Collected data entries:
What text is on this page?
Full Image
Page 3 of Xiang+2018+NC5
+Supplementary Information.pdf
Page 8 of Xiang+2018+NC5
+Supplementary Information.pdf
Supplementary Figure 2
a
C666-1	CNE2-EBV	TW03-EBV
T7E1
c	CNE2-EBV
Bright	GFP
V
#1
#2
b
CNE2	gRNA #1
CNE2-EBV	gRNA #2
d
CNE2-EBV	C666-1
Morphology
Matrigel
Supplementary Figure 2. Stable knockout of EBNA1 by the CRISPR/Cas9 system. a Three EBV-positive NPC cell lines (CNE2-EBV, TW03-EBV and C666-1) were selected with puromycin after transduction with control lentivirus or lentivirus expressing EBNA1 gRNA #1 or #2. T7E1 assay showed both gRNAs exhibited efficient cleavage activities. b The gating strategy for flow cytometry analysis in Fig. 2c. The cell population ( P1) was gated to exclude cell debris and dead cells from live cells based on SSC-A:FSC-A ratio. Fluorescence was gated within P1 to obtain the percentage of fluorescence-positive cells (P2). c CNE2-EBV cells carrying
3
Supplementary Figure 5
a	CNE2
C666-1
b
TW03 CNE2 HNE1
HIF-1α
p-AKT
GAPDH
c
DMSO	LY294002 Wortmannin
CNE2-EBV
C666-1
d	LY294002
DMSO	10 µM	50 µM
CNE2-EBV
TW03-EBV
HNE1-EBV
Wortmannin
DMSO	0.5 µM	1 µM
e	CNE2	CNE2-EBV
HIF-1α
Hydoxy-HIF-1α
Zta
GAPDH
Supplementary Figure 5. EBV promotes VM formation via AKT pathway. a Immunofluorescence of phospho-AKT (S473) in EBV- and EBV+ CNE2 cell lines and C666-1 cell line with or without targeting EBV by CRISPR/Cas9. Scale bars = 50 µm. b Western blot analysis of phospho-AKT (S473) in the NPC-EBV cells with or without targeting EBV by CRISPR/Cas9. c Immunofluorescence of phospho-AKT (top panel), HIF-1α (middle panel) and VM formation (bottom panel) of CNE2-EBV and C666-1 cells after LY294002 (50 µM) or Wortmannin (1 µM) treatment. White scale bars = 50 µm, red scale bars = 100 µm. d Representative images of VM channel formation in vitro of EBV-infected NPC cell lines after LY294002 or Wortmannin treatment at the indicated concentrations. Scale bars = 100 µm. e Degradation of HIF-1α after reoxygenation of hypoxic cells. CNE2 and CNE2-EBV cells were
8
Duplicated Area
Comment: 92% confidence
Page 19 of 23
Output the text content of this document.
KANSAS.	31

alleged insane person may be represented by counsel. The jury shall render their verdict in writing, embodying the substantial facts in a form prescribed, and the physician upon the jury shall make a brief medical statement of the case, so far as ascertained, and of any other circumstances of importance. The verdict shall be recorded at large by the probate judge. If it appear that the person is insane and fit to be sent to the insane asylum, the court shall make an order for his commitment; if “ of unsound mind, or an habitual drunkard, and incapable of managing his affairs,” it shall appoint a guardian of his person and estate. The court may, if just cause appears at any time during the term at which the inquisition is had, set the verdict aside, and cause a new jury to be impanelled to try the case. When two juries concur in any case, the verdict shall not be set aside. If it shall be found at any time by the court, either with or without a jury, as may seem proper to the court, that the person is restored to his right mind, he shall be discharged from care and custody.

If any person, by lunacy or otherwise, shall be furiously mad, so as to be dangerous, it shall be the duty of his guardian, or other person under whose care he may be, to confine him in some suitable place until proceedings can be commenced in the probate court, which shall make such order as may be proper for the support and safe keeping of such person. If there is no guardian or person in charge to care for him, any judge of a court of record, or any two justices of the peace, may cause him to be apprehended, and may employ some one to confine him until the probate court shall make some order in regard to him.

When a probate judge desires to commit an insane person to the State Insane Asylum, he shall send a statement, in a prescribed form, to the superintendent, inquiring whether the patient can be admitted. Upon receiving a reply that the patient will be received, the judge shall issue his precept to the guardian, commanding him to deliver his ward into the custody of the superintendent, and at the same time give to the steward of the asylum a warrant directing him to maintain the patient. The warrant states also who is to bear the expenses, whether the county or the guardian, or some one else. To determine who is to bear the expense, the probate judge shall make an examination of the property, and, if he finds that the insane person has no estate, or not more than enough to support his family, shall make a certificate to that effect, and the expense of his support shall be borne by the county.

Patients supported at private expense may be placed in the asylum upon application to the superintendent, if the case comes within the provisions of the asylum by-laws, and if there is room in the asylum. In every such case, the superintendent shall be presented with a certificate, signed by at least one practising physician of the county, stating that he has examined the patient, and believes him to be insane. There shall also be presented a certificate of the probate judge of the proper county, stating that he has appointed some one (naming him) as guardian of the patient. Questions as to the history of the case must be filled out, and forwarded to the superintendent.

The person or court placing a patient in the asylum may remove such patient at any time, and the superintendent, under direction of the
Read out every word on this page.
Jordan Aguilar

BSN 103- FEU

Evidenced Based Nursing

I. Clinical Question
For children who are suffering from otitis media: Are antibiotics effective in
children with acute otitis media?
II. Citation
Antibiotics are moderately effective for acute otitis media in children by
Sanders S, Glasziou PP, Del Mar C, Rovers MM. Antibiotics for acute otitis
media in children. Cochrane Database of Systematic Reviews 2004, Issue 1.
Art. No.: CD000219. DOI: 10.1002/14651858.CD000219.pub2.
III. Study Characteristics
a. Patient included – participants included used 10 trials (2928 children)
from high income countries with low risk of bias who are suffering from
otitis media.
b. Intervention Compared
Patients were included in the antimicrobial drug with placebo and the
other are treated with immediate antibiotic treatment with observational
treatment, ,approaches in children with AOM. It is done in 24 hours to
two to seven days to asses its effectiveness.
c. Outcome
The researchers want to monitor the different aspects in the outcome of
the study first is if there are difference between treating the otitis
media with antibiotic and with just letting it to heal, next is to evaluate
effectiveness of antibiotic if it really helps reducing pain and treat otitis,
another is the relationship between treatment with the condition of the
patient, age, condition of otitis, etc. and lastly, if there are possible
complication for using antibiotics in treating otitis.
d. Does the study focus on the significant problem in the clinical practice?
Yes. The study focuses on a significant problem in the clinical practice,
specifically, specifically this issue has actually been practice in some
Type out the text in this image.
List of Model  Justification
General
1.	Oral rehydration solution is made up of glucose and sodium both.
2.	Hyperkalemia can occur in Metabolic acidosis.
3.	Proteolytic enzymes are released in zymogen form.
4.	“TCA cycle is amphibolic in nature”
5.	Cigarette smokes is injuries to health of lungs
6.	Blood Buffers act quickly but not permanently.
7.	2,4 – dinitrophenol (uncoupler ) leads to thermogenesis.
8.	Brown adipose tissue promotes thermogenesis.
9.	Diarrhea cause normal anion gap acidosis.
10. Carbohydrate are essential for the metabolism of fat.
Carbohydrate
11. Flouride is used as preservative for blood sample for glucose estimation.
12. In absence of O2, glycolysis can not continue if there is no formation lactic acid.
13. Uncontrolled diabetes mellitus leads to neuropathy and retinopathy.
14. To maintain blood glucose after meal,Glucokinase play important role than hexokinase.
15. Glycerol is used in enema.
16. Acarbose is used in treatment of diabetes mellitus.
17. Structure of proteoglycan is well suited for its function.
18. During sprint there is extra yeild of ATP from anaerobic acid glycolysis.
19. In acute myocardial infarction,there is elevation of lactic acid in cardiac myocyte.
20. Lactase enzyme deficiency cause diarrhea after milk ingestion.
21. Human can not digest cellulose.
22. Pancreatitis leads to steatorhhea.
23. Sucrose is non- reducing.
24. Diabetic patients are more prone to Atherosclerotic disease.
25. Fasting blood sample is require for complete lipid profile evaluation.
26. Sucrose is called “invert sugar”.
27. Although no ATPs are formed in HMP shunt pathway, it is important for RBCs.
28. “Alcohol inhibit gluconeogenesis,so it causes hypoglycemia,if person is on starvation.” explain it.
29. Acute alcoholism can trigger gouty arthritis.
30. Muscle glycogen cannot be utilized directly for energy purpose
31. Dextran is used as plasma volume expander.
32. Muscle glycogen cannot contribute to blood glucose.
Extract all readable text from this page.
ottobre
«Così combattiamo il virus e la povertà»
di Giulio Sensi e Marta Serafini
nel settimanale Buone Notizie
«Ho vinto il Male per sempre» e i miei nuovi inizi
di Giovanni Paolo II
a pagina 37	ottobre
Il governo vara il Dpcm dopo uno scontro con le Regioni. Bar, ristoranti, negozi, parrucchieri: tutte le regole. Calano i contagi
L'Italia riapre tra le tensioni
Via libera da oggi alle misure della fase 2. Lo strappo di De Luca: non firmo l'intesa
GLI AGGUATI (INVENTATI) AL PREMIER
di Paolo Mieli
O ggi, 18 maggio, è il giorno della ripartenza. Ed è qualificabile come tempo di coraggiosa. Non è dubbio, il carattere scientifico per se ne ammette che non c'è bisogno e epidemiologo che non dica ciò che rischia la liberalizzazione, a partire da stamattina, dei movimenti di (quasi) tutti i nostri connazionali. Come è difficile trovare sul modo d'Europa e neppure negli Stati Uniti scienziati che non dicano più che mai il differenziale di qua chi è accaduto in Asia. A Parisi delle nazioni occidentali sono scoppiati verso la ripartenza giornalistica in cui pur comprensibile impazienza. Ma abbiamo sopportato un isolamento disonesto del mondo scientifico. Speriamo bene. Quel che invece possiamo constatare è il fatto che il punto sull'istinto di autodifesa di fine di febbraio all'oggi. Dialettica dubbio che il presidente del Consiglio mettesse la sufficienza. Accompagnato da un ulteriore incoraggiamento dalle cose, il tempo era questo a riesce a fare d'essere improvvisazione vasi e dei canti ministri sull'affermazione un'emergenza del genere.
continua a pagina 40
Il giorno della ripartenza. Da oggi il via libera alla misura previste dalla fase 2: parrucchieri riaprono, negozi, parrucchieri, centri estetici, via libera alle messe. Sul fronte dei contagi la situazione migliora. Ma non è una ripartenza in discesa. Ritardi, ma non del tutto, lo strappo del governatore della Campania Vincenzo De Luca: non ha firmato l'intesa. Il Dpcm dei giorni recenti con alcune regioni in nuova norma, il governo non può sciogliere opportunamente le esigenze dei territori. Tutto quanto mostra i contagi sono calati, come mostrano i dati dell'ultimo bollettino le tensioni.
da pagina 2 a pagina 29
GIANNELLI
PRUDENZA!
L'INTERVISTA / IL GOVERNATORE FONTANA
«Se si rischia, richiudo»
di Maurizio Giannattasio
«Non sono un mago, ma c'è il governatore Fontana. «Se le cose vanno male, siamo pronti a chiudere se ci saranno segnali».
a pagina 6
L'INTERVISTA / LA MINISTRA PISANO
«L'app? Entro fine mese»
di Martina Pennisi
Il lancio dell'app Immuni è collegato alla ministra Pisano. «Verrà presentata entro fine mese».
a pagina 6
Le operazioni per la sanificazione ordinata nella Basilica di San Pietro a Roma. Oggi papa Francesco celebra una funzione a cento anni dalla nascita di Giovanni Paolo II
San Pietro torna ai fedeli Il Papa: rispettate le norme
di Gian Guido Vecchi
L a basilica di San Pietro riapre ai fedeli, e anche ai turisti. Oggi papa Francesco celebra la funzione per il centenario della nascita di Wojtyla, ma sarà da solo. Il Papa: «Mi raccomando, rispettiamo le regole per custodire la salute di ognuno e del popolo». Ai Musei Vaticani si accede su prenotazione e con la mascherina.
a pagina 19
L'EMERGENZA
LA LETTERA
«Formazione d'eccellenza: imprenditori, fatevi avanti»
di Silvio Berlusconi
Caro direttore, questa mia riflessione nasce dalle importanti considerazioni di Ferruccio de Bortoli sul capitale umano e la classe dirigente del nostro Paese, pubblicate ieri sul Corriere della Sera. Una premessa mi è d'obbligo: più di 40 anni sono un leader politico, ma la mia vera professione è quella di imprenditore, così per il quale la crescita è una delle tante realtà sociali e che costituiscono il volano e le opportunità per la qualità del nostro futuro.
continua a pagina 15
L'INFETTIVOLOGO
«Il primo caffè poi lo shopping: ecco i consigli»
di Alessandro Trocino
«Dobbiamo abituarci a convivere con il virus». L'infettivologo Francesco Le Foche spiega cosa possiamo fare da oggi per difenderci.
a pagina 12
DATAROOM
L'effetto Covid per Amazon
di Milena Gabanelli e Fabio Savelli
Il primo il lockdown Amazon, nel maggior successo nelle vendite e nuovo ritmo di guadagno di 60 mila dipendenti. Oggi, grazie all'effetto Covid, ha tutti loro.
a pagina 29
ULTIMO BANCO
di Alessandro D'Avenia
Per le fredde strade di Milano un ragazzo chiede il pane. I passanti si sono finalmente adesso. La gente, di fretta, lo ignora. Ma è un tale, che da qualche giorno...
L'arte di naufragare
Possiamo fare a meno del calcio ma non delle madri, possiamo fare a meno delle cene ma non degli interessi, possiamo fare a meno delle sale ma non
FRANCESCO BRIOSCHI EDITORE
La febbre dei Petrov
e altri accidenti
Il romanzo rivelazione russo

Problem description => Find every line in the records that contains the word "pathway"; copy those lines.

Result =>
Supplementary Figure 5. EBV promotes VM formation via AKT pathway. a Immunofluorescence of phospho-AKT (S473) in EBV- and EBV+ CNE2 cell lines and C666-1 cell line with or without targeting EBV by CRISPR/Cas9. Scale bars = 50 µm. b Western blot analysis of phospho-AKT (S473) in the NPC-EBV cells with or without targeting EBV by CRISPR/Cas9. c Immunofluorescence of phospho-AKT (top panel), HIF-1α (middle panel) and VM formation (bottom panel) of CNE2-EBV and C666-1 cells after LY294002 (50 µM) or Wortmannin (1 µM) treatment. White scale bars = 50 µm, red scale bars = 100 µm. d Representative images of VM channel formation in vitro of EBV-infected NPC cell lines after LY294002 or Wortmannin treatment at the indicated concentrations. Scale bars = 100 µm. e Degradation of HIF-1α after reoxygenation of hypoxic cells. CNE2 and CNE2-EBV cells were
27. Although no ATPs are formed in HMP shunt pathway, it is important for RBCs.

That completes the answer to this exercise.